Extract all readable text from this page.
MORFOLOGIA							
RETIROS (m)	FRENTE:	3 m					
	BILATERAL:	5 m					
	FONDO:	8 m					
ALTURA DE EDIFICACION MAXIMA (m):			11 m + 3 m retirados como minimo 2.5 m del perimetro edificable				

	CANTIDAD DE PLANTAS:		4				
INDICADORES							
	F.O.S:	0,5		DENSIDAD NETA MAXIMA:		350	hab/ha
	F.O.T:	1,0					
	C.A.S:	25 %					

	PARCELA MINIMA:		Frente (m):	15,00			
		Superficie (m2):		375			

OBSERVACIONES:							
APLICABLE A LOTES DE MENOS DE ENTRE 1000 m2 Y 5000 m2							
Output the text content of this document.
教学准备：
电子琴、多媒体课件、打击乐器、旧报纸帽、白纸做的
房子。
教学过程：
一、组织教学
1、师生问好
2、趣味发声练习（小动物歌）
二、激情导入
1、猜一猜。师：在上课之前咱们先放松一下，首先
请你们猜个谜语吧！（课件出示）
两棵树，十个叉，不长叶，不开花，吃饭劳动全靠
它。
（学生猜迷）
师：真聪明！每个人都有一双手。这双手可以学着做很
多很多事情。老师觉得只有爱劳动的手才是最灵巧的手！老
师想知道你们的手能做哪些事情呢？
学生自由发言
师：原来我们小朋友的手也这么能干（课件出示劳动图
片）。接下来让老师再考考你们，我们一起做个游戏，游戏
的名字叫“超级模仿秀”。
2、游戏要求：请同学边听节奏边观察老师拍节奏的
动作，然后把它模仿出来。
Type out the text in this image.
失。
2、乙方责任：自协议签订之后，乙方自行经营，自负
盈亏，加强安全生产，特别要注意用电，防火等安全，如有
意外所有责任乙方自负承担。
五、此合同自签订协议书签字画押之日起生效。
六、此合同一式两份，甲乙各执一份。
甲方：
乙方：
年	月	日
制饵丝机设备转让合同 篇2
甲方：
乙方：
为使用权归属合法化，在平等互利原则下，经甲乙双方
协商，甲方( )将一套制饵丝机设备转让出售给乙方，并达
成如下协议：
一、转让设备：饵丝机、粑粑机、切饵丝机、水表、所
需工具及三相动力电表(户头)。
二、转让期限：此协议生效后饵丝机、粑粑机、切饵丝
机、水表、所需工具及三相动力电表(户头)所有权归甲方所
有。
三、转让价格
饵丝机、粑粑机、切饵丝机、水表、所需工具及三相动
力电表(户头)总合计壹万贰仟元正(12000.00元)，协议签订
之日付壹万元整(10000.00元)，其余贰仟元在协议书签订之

Problem to solve
Repeat the material from above exactly, word for word.

Worked answer
Extract all readable text from this page.
MORFOLOGIA							
RETIROS (m)	FRENTE:	3 m					
	BILATERAL:	5 m					
	FONDO:	8 m					
ALTURA DE EDIFICACION MAXIMA (m):			11 m + 3 m retirados como minimo 2.5 m del perimetro edificable				

	CANTIDAD DE PLANTAS:		4				
INDICADORES							
	F.O.S:	0,5		DENSIDAD NETA MAXIMA:		350	hab/ha
	F.O.T:	1,0					
	C.A.S:	25 %					

	PARCELA MINIMA:		Frente (m):	15,00			
		Superficie (m2):		375			

OBSERVACIONES:							
APLICABLE A LOTES DE MENOS DE ENTRE 1000 m2 Y 5000 m2							
Output the text content of this document.
教学准备：
电子琴、多媒体课件、打击乐器、旧报纸帽、白纸做的
房子。
教学过程：
一、组织教学
1、师生问好
2、趣味发声练习（小动物歌）
二、激情导入
1、猜一猜。师：在上课之前咱们先放松一下，首先
请你们猜个谜语吧！（课件出示）
两棵树，十个叉，不长叶，不开花，吃饭劳动全靠
它。
（学生猜迷）
师：真聪明！每个人都有一双手。这双手可以学着做很
多很多事情。老师觉得只有爱劳动的手才是最灵巧的手！老
师想知道你们的手能做哪些事情呢？
学生自由发言
师：原来我们小朋友的手也这么能干（课件出示劳动图
片）。接下来让老师再考考你们，我们一起做个游戏，游戏
的名字叫“超级模仿秀”。
2、游戏要求：请同学边听节奏边观察老师拍节奏的
动作，然后把它模仿出来。
Type out the text in this image.
失。
2、乙方责任：自协议签订之后，乙方自行经营，自负
盈亏，加强安全生产，特别要注意用电，防火等安全，如有
意外所有责任乙方自负承担。
五、此合同自签订协议书签字画押之日起生效。
六、此合同一式两份，甲乙各执一份。
甲方：
乙方：
年	月	日
制饵丝机设备转让合同 篇2
甲方：
乙方：
为使用权归属合法化，在平等互利原则下，经甲乙双方
协商，甲方( )将一套制饵丝机设备转让出售给乙方，并达
成如下协议：
一、转让设备：饵丝机、粑粑机、切饵丝机、水表、所
需工具及三相动力电表(户头)。
二、转让期限：此协议生效后饵丝机、粑粑机、切饵丝
机、水表、所需工具及三相动力电表(户头)所有权归甲方所
有。
三、转让价格
饵丝机、粑粑机、切饵丝机、水表、所需工具及三相动
力电表(户头)总合计壹万贰仟元正(12000.00元)，协议签订
之日付壹万元整(10000.00元)，其余贰仟元在协议书签订之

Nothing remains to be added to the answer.